• Stored items:
_____

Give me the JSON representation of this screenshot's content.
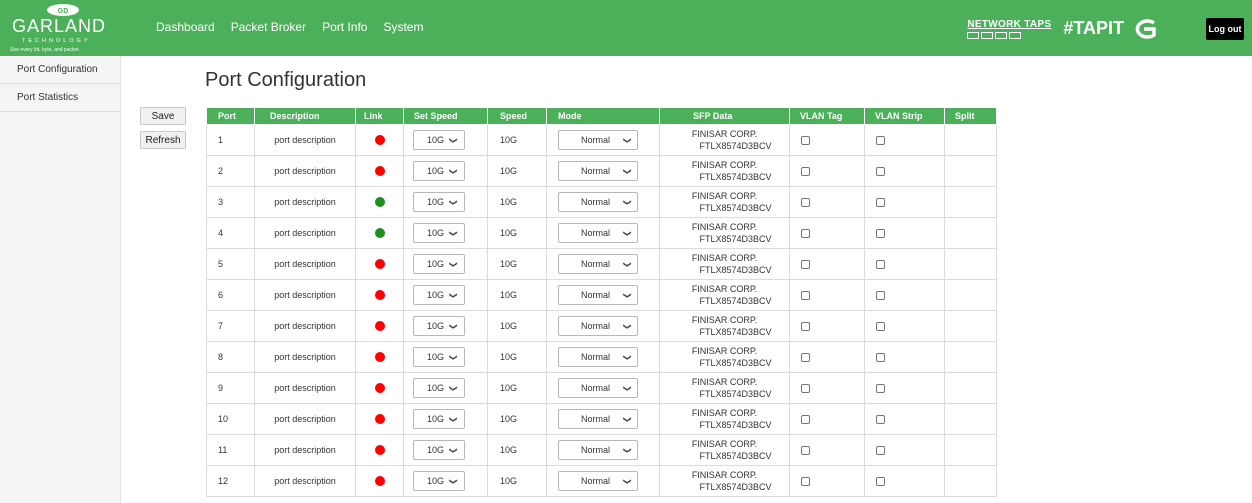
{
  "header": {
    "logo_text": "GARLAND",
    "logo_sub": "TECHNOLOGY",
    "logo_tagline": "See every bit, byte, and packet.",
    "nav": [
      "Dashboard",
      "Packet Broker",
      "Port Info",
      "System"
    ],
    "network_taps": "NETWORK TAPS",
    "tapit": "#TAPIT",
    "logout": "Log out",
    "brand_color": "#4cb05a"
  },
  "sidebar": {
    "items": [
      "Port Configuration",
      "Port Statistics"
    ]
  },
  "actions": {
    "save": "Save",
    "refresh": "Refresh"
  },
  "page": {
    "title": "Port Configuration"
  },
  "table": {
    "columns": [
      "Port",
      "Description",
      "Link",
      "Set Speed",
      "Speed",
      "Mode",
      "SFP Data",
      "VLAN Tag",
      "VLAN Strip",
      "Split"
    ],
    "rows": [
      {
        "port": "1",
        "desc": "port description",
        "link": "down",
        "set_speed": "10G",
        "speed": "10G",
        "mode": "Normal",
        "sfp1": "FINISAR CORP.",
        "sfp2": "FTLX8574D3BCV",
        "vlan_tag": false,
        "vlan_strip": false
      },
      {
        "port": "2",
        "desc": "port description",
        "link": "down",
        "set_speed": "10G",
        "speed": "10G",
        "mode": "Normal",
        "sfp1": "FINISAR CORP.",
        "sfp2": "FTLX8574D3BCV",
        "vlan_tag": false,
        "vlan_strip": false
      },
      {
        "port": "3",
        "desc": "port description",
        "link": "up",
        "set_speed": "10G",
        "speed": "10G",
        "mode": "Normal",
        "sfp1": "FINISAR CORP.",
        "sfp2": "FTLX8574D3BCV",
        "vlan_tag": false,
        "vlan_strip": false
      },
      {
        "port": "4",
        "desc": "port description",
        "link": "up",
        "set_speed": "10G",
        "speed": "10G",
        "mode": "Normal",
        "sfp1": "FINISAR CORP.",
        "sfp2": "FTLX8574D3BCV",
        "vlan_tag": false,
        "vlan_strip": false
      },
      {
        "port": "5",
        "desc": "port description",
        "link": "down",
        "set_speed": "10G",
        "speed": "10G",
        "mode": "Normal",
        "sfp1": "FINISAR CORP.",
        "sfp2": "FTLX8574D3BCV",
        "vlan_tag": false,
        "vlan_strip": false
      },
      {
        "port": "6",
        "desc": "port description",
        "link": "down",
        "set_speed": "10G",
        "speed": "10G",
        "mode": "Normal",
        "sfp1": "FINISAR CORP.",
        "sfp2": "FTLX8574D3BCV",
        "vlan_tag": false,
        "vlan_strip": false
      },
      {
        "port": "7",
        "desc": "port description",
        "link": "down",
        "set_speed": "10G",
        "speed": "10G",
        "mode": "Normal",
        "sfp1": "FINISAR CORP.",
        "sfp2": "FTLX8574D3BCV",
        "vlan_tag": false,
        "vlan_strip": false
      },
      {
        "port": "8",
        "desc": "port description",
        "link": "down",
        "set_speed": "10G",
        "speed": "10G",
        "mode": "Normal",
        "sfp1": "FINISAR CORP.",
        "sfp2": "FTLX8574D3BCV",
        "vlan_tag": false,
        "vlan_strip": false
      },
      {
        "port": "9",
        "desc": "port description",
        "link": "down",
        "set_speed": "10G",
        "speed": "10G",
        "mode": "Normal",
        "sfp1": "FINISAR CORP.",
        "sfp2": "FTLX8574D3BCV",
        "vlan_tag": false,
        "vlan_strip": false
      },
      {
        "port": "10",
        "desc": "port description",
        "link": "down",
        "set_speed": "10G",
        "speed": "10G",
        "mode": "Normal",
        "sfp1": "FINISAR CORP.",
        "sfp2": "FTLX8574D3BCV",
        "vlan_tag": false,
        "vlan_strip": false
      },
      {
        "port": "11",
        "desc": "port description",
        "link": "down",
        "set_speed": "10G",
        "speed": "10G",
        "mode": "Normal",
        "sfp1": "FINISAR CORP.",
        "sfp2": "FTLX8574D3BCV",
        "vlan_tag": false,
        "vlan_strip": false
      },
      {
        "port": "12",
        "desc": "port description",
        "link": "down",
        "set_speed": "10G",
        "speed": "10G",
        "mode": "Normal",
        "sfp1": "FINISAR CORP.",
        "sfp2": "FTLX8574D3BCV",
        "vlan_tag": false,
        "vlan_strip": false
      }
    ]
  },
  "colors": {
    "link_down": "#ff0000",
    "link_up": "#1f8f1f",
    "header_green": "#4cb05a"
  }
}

_____

• SHORT TASK: Retype everything in the material word for word, minus pictures.

• FINISHED TASK:
Give me the JSON representation of this screenshot's content.
{
  "header": {
    "logo_text": "GARLAND",
    "logo_sub": "TECHNOLOGY",
    "logo_tagline": "See every bit, byte, and packet.",
    "nav": [
      "Dashboard",
      "Packet Broker",
      "Port Info",
      "System"
    ],
    "network_taps": "NETWORK TAPS",
    "tapit": "#TAPIT",
    "logout": "Log out",
    "brand_color": "#4cb05a"
  },
  "sidebar": {
    "items": [
      "Port Configuration",
      "Port Statistics"
    ]
  },
  "actions": {
    "save": "Save",
    "refresh": "Refresh"
  },
  "page": {
    "title": "Port Configuration"
  },
  "table": {
    "columns": [
      "Port",
      "Description",
      "Link",
      "Set Speed",
      "Speed",
      "Mode",
      "SFP Data",
      "VLAN Tag",
      "VLAN Strip",
      "Split"
    ],
    "rows": [
      {
        "port": "1",
        "desc": "port description",
        "link": "down",
        "set_speed": "10G",
        "speed": "10G",
        "mode": "Normal",
        "sfp1": "FINISAR CORP.",
        "sfp2": "FTLX8574D3BCV",
        "vlan_tag": false,
        "vlan_strip": false
      },
      {
        "port": "2",
        "desc": "port description",
        "link": "down",
        "set_speed": "10G",
        "speed": "10G",
        "mode": "Normal",
        "sfp1": "FINISAR CORP.",
        "sfp2": "FTLX8574D3BCV",
        "vlan_tag": false,
        "vlan_strip": false
      },
      {
        "port": "3",
        "desc": "port description",
        "link": "up",
        "set_speed": "10G",
        "speed": "10G",
        "mode": "Normal",
        "sfp1": "FINISAR CORP.",
        "sfp2": "FTLX8574D3BCV",
        "vlan_tag": false,
        "vlan_strip": false
      },
      {
        "port": "4",
        "desc": "port description",
        "link": "up",
        "set_speed": "10G",
        "speed": "10G",
        "mode": "Normal",
        "sfp1": "FINISAR CORP.",
        "sfp2": "FTLX8574D3BCV",
        "vlan_tag": false,
        "vlan_strip": false
      },
      {
        "port": "5",
        "desc": "port description",
        "link": "down",
        "set_speed": "10G",
        "speed": "10G",
        "mode": "Normal",
        "sfp1": "FINISAR CORP.",
        "sfp2": "FTLX8574D3BCV",
        "vlan_tag": false,
        "vlan_strip": false
      },
      {
        "port": "6",
        "desc": "port description",
        "link": "down",
        "set_speed": "10G",
        "speed": "10G",
        "mode": "Normal",
        "sfp1": "FINISAR CORP.",
        "sfp2": "FTLX8574D3BCV",
        "vlan_tag": false,
        "vlan_strip": false
      },
      {
        "port": "7",
        "desc": "port description",
        "link": "down",
        "set_speed": "10G",
        "speed": "10G",
        "mode": "Normal",
        "sfp1": "FINISAR CORP.",
        "sfp2": "FTLX8574D3BCV",
        "vlan_tag": false,
        "vlan_strip": false
      },
      {
        "port": "8",
        "desc": "port description",
        "link": "down",
        "set_speed": "10G",
        "speed": "10G",
        "mode": "Normal",
        "sfp1": "FINISAR CORP.",
        "sfp2": "FTLX8574D3BCV",
        "vlan_tag": false,
        "vlan_strip": false
      },
      {
        "port": "9",
        "desc": "port description",
        "link": "down",
        "set_speed": "10G",
        "speed": "10G",
        "mode": "Normal",
        "sfp1": "FINISAR CORP.",
        "sfp2": "FTLX8574D3BCV",
        "vlan_tag": false,
        "vlan_strip": false
      },
      {
        "port": "10",
        "desc": "port description",
        "link": "down",
        "set_speed": "10G",
        "speed": "10G",
        "mode": "Normal",
        "sfp1": "FINISAR CORP.",
        "sfp2": "FTLX8574D3BCV",
        "vlan_tag": false,
        "vlan_strip": false
      },
      {
        "port": "11",
        "desc": "port description",
        "link": "down",
        "set_speed": "10G",
        "speed": "10G",
        "mode": "Normal",
        "sfp1": "FINISAR CORP.",
        "sfp2": "FTLX8574D3BCV",
        "vlan_tag": false,
        "vlan_strip": false
      },
      {
        "port": "12",
        "desc": "port description",
        "link": "down",
        "set_speed": "10G",
        "speed": "10G",
        "mode": "Normal",
        "sfp1": "FINISAR CORP.",
        "sfp2": "FTLX8574D3BCV",
        "vlan_tag": false,
        "vlan_strip": false
      }
    ]
  },
  "colors": {
    "link_down": "#ff0000",
    "link_up": "#1f8f1f",
    "header_green": "#4cb05a"
  }
}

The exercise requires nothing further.